- _Direction_
Each record below must be returned exactly as shown.

- _Exercise material_
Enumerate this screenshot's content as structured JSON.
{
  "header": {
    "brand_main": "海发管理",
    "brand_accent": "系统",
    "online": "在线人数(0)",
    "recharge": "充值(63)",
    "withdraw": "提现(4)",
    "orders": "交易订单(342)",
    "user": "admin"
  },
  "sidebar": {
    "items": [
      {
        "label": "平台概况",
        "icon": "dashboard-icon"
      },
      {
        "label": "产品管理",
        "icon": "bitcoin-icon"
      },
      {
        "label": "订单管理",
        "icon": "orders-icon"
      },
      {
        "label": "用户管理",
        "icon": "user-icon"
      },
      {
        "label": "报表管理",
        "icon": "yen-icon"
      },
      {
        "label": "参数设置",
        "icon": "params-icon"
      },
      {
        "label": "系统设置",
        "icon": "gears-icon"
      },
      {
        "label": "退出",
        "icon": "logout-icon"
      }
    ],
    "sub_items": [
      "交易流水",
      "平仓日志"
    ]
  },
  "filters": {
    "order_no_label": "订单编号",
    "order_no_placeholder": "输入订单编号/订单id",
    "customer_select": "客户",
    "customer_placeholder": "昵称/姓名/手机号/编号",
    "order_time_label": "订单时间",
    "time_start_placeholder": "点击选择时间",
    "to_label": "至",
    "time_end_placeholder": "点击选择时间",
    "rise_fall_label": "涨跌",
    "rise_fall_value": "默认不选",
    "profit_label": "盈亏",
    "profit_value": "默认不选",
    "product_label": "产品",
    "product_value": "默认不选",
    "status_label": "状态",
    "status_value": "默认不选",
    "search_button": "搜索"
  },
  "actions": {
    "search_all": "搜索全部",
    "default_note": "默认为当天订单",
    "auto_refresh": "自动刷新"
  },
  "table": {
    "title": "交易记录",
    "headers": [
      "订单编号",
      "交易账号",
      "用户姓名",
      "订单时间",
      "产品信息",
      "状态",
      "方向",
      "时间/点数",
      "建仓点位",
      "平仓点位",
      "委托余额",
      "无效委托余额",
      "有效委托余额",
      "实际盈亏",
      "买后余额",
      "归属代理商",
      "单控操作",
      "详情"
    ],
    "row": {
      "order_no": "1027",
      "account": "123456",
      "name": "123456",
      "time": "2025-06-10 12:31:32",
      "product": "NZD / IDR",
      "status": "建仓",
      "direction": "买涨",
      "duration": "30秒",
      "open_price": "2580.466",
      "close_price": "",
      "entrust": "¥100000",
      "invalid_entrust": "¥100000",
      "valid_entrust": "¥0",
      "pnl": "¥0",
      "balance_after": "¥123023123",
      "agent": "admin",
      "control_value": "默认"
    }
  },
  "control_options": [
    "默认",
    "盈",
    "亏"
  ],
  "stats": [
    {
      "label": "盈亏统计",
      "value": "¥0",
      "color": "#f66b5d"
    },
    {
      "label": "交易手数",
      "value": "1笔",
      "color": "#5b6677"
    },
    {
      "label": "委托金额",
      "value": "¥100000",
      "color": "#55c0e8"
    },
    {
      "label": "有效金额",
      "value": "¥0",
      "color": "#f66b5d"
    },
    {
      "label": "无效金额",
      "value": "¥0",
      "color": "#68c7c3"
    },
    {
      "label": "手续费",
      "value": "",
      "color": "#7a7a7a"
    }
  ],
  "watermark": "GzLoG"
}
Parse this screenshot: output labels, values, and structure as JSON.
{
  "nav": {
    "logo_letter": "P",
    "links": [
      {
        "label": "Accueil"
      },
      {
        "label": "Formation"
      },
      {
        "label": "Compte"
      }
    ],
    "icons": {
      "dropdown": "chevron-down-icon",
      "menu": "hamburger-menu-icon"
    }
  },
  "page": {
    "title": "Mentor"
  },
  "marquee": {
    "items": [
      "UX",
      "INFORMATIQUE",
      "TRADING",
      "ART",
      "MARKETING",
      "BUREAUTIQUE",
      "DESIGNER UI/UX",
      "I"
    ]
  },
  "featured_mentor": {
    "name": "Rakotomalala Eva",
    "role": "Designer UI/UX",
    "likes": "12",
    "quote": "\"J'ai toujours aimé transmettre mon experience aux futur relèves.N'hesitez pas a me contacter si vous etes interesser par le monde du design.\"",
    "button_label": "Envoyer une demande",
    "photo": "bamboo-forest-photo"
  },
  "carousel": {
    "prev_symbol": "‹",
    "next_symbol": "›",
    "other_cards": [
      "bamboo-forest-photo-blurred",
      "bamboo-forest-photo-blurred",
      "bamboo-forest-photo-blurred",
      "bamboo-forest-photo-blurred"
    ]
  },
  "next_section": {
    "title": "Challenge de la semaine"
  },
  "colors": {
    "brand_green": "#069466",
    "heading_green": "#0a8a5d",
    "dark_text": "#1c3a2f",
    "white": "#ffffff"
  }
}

- _Task solution_
Enumerate this screenshot's content as structured JSON.
{
  "header": {
    "brand_main": "海发管理",
    "brand_accent": "系统",
    "online": "在线人数(0)",
    "recharge": "充值(63)",
    "withdraw": "提现(4)",
    "orders": "交易订单(342)",
    "user": "admin"
  },
  "sidebar": {
    "items": [
      {
        "label": "平台概况",
        "icon": "dashboard-icon"
      },
      {
        "label": "产品管理",
        "icon": "bitcoin-icon"
      },
      {
        "label": "订单管理",
        "icon": "orders-icon"
      },
      {
        "label": "用户管理",
        "icon": "user-icon"
      },
      {
        "label": "报表管理",
        "icon": "yen-icon"
      },
      {
        "label": "参数设置",
        "icon": "params-icon"
      },
      {
        "label": "系统设置",
        "icon": "gears-icon"
      },
      {
        "label": "退出",
        "icon": "logout-icon"
      }
    ],
    "sub_items": [
      "交易流水",
      "平仓日志"
    ]
  },
  "filters": {
    "order_no_label": "订单编号",
    "order_no_placeholder": "输入订单编号/订单id",
    "customer_select": "客户",
    "customer_placeholder": "昵称/姓名/手机号/编号",
    "order_time_label": "订单时间",
    "time_start_placeholder": "点击选择时间",
    "to_label": "至",
    "time_end_placeholder": "点击选择时间",
    "rise_fall_label": "涨跌",
    "rise_fall_value": "默认不选",
    "profit_label": "盈亏",
    "profit_value": "默认不选",
    "product_label": "产品",
    "product_value": "默认不选",
    "status_label": "状态",
    "status_value": "默认不选",
    "search_button": "搜索"
  },
  "actions": {
    "search_all": "搜索全部",
    "default_note": "默认为当天订单",
    "auto_refresh": "自动刷新"
  },
  "table": {
    "title": "交易记录",
    "headers": [
      "订单编号",
      "交易账号",
      "用户姓名",
      "订单时间",
      "产品信息",
      "状态",
      "方向",
      "时间/点数",
      "建仓点位",
      "平仓点位",
      "委托余额",
      "无效委托余额",
      "有效委托余额",
      "实际盈亏",
      "买后余额",
      "归属代理商",
      "单控操作",
      "详情"
    ],
    "row": {
      "order_no": "1027",
      "account": "123456",
      "name": "123456",
      "time": "2025-06-10 12:31:32",
      "product": "NZD / IDR",
      "status": "建仓",
      "direction": "买涨",
      "duration": "30秒",
      "open_price": "2580.466",
      "close_price": "",
      "entrust": "¥100000",
      "invalid_entrust": "¥100000",
      "valid_entrust": "¥0",
      "pnl": "¥0",
      "balance_after": "¥123023123",
      "agent": "admin",
      "control_value": "默认"
    }
  },
  "control_options": [
    "默认",
    "盈",
    "亏"
  ],
  "stats": [
    {
      "label": "盈亏统计",
      "value": "¥0",
      "color": "#f66b5d"
    },
    {
      "label": "交易手数",
      "value": "1笔",
      "color": "#5b6677"
    },
    {
      "label": "委托金额",
      "value": "¥100000",
      "color": "#55c0e8"
    },
    {
      "label": "有效金额",
      "value": "¥0",
      "color": "#f66b5d"
    },
    {
      "label": "无效金额",
      "value": "¥0",
      "color": "#68c7c3"
    },
    {
      "label": "手续费",
      "value": "",
      "color": "#7a7a7a"
    }
  ],
  "watermark": "GzLoG"
}
Parse this screenshot: output labels, values, and structure as JSON.
{
  "nav": {
    "logo_letter": "P",
    "links": [
      {
        "label": "Accueil"
      },
      {
        "label": "Formation"
      },
      {
        "label": "Compte"
      }
    ],
    "icons": {
      "dropdown": "chevron-down-icon",
      "menu": "hamburger-menu-icon"
    }
  },
  "page": {
    "title": "Mentor"
  },
  "marquee": {
    "items": [
      "UX",
      "INFORMATIQUE",
      "TRADING",
      "ART",
      "MARKETING",
      "BUREAUTIQUE",
      "DESIGNER UI/UX",
      "I"
    ]
  },
  "featured_mentor": {
    "name": "Rakotomalala Eva",
    "role": "Designer UI/UX",
    "likes": "12",
    "quote": "\"J'ai toujours aimé transmettre mon experience aux futur relèves.N'hesitez pas a me contacter si vous etes interesser par le monde du design.\"",
    "button_label": "Envoyer une demande",
    "photo": "bamboo-forest-photo"
  },
  "carousel": {
    "prev_symbol": "‹",
    "next_symbol": "›",
    "other_cards": [
      "bamboo-forest-photo-blurred",
      "bamboo-forest-photo-blurred",
      "bamboo-forest-photo-blurred",
      "bamboo-forest-photo-blurred"
    ]
  },
  "next_section": {
    "title": "Challenge de la semaine"
  },
  "colors": {
    "brand_green": "#069466",
    "heading_green": "#0a8a5d",
    "dark_text": "#1c3a2f",
    "white": "#ffffff"
  }
}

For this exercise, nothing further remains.